Prompt. Read the material below. Count the lines containing "PdCoCe" and give that count alone.

Data.
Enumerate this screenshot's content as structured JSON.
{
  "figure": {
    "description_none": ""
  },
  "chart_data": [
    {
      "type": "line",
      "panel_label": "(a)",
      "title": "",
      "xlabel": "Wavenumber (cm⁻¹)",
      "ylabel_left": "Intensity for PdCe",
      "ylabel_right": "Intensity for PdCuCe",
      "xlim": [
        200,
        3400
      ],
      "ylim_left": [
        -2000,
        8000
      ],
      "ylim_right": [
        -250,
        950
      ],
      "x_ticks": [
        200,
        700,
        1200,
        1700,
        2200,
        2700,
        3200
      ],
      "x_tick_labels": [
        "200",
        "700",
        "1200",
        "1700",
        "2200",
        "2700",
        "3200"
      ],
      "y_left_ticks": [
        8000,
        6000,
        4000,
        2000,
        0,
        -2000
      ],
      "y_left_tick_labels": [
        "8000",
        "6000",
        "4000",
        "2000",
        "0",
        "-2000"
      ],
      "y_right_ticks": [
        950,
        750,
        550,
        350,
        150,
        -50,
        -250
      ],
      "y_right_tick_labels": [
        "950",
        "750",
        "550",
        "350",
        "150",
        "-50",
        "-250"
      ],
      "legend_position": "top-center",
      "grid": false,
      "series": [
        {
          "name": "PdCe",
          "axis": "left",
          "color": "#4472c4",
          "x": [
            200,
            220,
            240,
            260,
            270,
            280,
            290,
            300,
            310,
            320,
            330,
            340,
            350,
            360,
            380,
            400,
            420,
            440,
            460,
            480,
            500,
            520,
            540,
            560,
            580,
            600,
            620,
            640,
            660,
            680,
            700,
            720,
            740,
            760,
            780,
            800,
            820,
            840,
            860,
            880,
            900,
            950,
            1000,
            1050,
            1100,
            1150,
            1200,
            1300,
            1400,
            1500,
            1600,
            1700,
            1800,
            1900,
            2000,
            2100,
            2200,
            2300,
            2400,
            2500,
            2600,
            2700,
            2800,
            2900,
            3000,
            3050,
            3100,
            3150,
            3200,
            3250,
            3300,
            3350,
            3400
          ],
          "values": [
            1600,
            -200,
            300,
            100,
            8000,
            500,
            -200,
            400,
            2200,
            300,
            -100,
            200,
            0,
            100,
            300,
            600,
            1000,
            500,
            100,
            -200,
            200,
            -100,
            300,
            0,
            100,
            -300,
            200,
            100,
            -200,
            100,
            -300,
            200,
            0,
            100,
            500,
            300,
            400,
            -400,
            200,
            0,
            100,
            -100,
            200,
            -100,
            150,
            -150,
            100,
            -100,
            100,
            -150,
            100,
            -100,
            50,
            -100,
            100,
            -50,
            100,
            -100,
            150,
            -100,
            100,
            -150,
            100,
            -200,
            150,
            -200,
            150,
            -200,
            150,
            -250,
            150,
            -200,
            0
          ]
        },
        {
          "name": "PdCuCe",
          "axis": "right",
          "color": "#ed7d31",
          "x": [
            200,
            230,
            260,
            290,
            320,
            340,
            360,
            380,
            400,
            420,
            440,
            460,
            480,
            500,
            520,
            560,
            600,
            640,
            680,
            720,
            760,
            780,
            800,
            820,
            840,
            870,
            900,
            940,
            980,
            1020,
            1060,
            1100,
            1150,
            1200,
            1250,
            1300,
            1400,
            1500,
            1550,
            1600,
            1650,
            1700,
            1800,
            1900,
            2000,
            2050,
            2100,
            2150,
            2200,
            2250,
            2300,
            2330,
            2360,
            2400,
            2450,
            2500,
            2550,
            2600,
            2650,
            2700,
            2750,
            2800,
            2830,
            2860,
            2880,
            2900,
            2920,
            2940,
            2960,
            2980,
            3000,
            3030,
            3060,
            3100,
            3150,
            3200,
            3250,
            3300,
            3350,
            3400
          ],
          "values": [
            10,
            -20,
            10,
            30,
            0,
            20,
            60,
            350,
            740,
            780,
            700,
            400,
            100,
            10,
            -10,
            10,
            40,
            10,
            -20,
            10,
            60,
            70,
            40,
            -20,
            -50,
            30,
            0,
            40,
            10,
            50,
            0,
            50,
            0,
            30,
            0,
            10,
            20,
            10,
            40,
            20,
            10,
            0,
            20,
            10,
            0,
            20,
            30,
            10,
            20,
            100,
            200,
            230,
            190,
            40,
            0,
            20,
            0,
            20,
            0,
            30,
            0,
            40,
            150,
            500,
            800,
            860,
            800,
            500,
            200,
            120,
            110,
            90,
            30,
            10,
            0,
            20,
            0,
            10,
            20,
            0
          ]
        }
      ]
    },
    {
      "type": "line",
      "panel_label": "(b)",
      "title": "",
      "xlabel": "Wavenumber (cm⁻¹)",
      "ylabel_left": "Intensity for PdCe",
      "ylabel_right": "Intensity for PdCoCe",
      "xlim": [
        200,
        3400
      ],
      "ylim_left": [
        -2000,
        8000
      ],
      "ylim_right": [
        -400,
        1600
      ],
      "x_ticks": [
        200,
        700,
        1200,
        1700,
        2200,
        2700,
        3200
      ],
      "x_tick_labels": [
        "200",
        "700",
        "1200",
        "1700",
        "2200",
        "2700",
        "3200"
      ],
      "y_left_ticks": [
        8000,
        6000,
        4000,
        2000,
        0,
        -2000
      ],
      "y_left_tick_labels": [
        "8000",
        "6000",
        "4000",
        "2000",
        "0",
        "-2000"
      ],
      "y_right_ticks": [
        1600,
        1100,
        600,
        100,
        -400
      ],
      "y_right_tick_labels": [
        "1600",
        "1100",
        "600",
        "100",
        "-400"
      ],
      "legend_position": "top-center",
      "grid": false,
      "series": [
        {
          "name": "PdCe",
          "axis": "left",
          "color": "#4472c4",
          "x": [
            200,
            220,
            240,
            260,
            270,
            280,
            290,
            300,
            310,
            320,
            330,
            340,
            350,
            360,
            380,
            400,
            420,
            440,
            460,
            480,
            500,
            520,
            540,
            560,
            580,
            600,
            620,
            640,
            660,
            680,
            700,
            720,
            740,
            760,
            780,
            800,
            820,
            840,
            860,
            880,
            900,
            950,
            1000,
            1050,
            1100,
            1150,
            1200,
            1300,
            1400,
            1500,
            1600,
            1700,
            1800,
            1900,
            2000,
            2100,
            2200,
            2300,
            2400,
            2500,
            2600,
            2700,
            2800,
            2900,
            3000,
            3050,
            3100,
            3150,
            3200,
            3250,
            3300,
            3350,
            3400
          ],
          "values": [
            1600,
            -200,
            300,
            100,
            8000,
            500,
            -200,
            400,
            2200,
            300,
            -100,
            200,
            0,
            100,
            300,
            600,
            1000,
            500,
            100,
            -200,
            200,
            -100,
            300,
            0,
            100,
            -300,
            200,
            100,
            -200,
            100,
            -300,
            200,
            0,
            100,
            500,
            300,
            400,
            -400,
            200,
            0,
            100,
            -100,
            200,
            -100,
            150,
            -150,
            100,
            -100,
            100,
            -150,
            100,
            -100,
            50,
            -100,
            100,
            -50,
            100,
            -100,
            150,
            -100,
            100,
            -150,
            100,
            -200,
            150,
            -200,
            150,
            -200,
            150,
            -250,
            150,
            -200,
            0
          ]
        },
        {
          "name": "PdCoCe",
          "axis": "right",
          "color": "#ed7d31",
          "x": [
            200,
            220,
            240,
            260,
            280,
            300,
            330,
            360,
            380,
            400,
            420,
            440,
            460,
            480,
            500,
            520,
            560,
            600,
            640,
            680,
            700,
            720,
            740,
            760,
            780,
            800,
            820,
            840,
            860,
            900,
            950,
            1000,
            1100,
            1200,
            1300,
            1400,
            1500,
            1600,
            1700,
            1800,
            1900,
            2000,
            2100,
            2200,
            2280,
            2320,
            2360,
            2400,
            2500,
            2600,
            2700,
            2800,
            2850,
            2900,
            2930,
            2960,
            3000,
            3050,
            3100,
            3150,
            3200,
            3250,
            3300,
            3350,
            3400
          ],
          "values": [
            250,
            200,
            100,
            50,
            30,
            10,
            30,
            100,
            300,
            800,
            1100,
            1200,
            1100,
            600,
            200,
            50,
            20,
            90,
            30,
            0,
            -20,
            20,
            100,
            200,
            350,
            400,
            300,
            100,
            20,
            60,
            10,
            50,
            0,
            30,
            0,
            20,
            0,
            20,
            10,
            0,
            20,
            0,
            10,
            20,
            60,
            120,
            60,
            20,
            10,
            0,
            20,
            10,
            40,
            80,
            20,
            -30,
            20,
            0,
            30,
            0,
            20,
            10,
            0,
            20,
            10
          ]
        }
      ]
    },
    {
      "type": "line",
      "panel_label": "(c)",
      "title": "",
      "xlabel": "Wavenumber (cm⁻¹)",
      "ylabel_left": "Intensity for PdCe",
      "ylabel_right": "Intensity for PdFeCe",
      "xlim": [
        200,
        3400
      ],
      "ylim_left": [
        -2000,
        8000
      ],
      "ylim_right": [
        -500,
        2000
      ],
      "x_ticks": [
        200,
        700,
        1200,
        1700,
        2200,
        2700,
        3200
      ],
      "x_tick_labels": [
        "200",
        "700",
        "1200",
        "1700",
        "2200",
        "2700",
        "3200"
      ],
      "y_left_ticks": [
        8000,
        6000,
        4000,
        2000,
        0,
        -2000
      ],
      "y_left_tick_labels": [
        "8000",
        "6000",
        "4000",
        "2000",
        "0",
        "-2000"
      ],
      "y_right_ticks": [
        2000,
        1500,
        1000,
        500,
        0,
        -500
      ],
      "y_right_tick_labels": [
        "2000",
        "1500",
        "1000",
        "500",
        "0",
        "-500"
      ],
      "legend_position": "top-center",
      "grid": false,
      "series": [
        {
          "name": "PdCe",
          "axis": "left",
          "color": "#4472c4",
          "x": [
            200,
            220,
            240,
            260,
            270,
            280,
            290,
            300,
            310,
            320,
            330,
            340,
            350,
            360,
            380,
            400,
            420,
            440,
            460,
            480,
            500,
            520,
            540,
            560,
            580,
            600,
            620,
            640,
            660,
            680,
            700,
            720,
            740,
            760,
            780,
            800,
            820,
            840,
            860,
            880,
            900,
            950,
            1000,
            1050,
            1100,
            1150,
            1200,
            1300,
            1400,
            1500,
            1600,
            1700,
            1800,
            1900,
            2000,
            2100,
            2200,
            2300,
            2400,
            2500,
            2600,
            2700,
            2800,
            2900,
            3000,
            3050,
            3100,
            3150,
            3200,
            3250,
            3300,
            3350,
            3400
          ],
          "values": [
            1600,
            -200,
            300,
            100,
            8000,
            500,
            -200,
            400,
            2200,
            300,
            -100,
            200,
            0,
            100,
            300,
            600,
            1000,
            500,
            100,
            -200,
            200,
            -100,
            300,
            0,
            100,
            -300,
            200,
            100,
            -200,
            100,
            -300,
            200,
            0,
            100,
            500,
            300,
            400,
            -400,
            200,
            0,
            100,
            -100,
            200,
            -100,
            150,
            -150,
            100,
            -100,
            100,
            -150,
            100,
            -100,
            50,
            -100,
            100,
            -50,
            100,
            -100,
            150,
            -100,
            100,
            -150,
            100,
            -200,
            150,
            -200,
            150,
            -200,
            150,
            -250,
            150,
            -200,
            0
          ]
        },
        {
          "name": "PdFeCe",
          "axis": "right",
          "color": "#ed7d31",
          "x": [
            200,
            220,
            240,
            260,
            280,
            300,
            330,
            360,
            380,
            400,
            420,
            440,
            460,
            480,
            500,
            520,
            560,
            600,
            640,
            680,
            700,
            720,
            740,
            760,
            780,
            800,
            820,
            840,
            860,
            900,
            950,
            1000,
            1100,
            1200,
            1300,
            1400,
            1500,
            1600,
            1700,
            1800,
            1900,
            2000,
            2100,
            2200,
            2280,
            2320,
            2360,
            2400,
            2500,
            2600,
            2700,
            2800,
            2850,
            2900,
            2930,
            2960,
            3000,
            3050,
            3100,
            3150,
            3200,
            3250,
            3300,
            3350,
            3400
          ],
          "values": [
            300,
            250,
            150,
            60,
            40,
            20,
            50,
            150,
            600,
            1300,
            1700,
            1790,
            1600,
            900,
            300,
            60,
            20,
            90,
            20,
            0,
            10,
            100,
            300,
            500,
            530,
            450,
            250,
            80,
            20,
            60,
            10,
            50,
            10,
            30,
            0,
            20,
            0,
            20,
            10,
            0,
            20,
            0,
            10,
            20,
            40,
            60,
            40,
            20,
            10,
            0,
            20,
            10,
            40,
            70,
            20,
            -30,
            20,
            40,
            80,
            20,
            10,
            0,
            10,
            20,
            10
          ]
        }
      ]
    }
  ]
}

The completed task. 2